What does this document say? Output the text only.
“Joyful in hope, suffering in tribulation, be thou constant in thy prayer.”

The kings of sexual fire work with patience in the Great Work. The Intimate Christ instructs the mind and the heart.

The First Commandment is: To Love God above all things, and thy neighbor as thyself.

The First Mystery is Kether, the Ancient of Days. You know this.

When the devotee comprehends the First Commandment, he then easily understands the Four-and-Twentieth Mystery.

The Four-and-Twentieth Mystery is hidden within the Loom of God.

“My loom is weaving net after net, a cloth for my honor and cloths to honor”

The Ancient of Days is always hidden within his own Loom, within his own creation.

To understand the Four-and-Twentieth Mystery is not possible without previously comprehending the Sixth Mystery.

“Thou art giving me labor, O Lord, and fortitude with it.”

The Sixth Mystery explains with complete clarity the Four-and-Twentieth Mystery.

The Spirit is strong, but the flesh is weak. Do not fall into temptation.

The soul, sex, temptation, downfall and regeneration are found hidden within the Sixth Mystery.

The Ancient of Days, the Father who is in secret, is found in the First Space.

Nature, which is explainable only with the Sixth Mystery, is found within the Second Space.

#### Exercise goal:
Among the lines of the records above, count those holding the string "Mystery", and report only the number.

#### Solution for this task:
7